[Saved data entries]
** BEGIN **
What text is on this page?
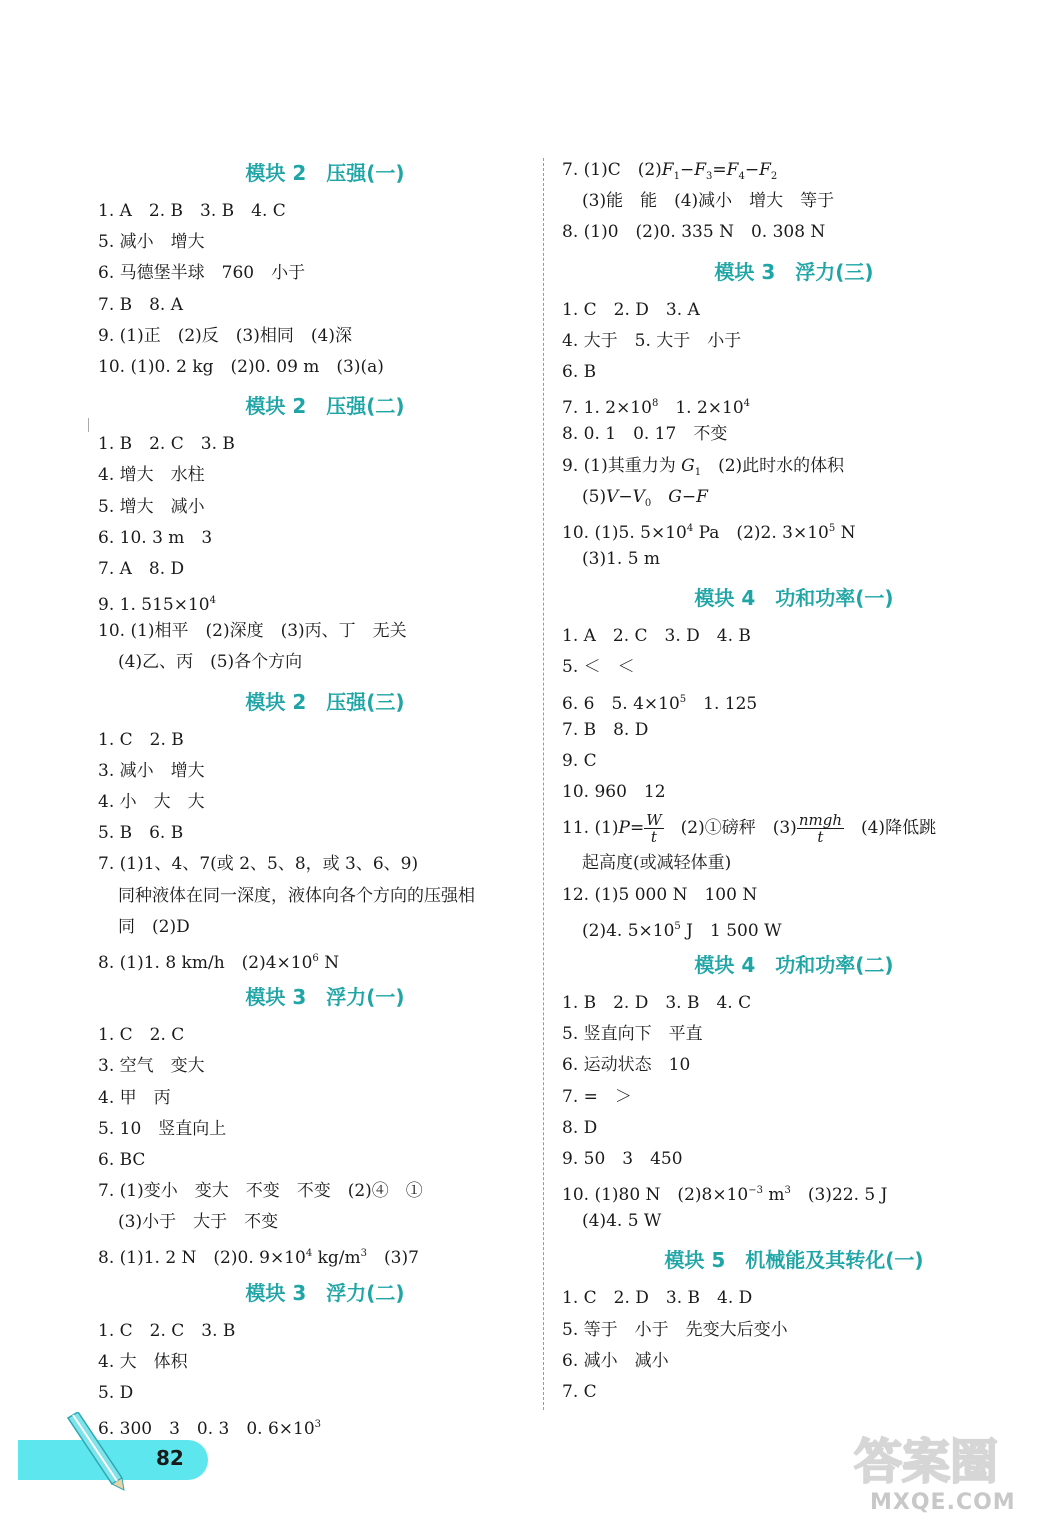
模块 2　压强(一)
1. A　2. B　3. B　4. C
5. 减小　增大
6. 马德堡半球　760　小于
7. B　8. A
9. (1)正　(2)反　(3)相同　(4)深
10. (1)0. 2 kg　(2)0. 09 m　(3)(a)
模块 2　压强(二)
1. B　2. C　3. B
4. 增大　水柱
5. 增大　减小
6. 10. 3 m　3
7. A　8. D
9. 1. $515\times 10^4$
10. (1)相平　(2)深度　(3)丙、丁　无关
(4)乙、丙　(5)各个方向
模块 2　压强(三)
1. C　2. B
3. 减小　增大
4. 小　大　大
5. B　6. B
7. (1)1、4、7(或 2、5、8，或 3、6、9)
同种液体在同一深度，液体向各个方向的压强相
同　(2)D
8. (1)1. 8 km/h　$(2)4\times 10^6$ N
模块 3　浮力(一)
1. C　2. C
3. 空气　变大
4. 甲　丙
5. 10　竖直向上
6. BC
7. (1)变小　变大　不变　不变　(2)④　①
(3)小于　大于　不变
8. (1)1. 2 N　(2)0. $9\times 10^4$ $kg/m^3$　(3)7
模块 3　浮力(二)
1. C　2. C　3. B
4. 大　体积
5. D
6. 300　3　0. 3　0. $6\times 10^3$
7. (1)C　$(2)F_1-F_3=F_4-F_2$
(3)能　能　(4)减小　增大　等于
8. (1)0　(2)0. 335 N　0. 308 N
模块 3　浮力(三)
1. C　2. D　3. A
4. 大于　5. 大于　小于
6. B
7. 1. $2\times 10^8$　1. $2\times 10^4$
8. 0. 1　0. 17　不变
9. (1)其重力为 $G_1$　(2)此时水的体积
$(5)V-V_0$　 G−F
10. (1)5. $5\times 10^4$ Pa　(2)2. $3\times 10^5$ N
(3)1. 5 m
模块 4　功和功率(一)
1. A　2. C　3. D　4. B
5. ＜　＜
6. 6　5. $4\times 10^5$　1. 125
7. B　8. D
9. C
10. 960　12
11. $(1)P= \frac{W}{t}$ 　(2)①磅秤　$(3) \frac{\text{nmgh}}{t}$ 　(4)降低跳
起高度(或减轻体重)
12. (1)5 000 N　100 N
(2)4. $5\times 10^5$ J　1 500 W
模块 4　功和功率(二)
1. B　2. D　3. B　4. C
5. 竖直向下　平直
6. 运动状态　10
7. =　＞
8. D
9. 50　3　450
10. (1)80 N　$(2)8\times 10^{-3}$ $m^3$　(3)22. 5 J
(4)4. 5 W
模块 5　机械能及其转化(一)
1. C　2. D　3. B　4. D
5. 等于　小于　先变大后变小
6. 减小　减小
7. C
82	答案圈
MXQE.COM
** END **
**Short exercise**: Output a faithful copy of the data, with each picture left out.

**Solution for this task**:
What text is on this page?
模块 2　压强(一)
1. A　2. B　3. B　4. C
5. 减小　增大
6. 马德堡半球　760　小于
7. B　8. A
9. (1)正　(2)反　(3)相同　(4)深
10. (1)0. 2 kg　(2)0. 09 m　(3)(a)
模块 2　压强(二)
1. B　2. C　3. B
4. 增大　水柱
5. 增大　减小
6. 10. 3 m　3
7. A　8. D
9. 1. $515\times 10^4$
10. (1)相平　(2)深度　(3)丙、丁　无关
(4)乙、丙　(5)各个方向
模块 2　压强(三)
1. C　2. B
3. 减小　增大
4. 小　大　大
5. B　6. B
7. (1)1、4、7(或 2、5、8，或 3、6、9)
同种液体在同一深度，液体向各个方向的压强相
同　(2)D
8. (1)1. 8 km/h　$(2)4\times 10^6$ N
模块 3　浮力(一)
1. C　2. C
3. 空气　变大
4. 甲　丙
5. 10　竖直向上
6. BC
7. (1)变小　变大　不变　不变　(2)④　①
(3)小于　大于　不变
8. (1)1. 2 N　(2)0. $9\times 10^4$ $kg/m^3$　(3)7
模块 3　浮力(二)
1. C　2. C　3. B
4. 大　体积
5. D
6. 300　3　0. 3　0. $6\times 10^3$
7. (1)C　$(2)F_1-F_3=F_4-F_2$
(3)能　能　(4)减小　增大　等于
8. (1)0　(2)0. 335 N　0. 308 N
模块 3　浮力(三)
1. C　2. D　3. A
4. 大于　5. 大于　小于
6. B
7. 1. $2\times 10^8$　1. $2\times 10^4$
8. 0. 1　0. 17　不变
9. (1)其重力为 $G_1$　(2)此时水的体积
$(5)V-V_0$　 G−F
10. (1)5. $5\times 10^4$ Pa　(2)2. $3\times 10^5$ N
(3)1. 5 m
模块 4　功和功率(一)
1. A　2. C　3. D　4. B
5. ＜　＜
6. 6　5. $4\times 10^5$　1. 125
7. B　8. D
9. C
10. 960　12
11. $(1)P= \frac{W}{t}$ 　(2)①磅秤　$(3) \frac{\text{nmgh}}{t}$ 　(4)降低跳
起高度(或减轻体重)
12. (1)5 000 N　100 N
(2)4. $5\times 10^5$ J　1 500 W
模块 4　功和功率(二)
1. B　2. D　3. B　4. C
5. 竖直向下　平直
6. 运动状态　10
7. =　＞
8. D
9. 50　3　450
10. (1)80 N　$(2)8\times 10^{-3}$ $m^3$　(3)22. 5 J
(4)4. 5 W
模块 5　机械能及其转化(一)
1. C　2. D　3. B　4. D
5. 等于　小于　先变大后变小
6. 减小　减小
7. C
82	答案圈
MXQE.COM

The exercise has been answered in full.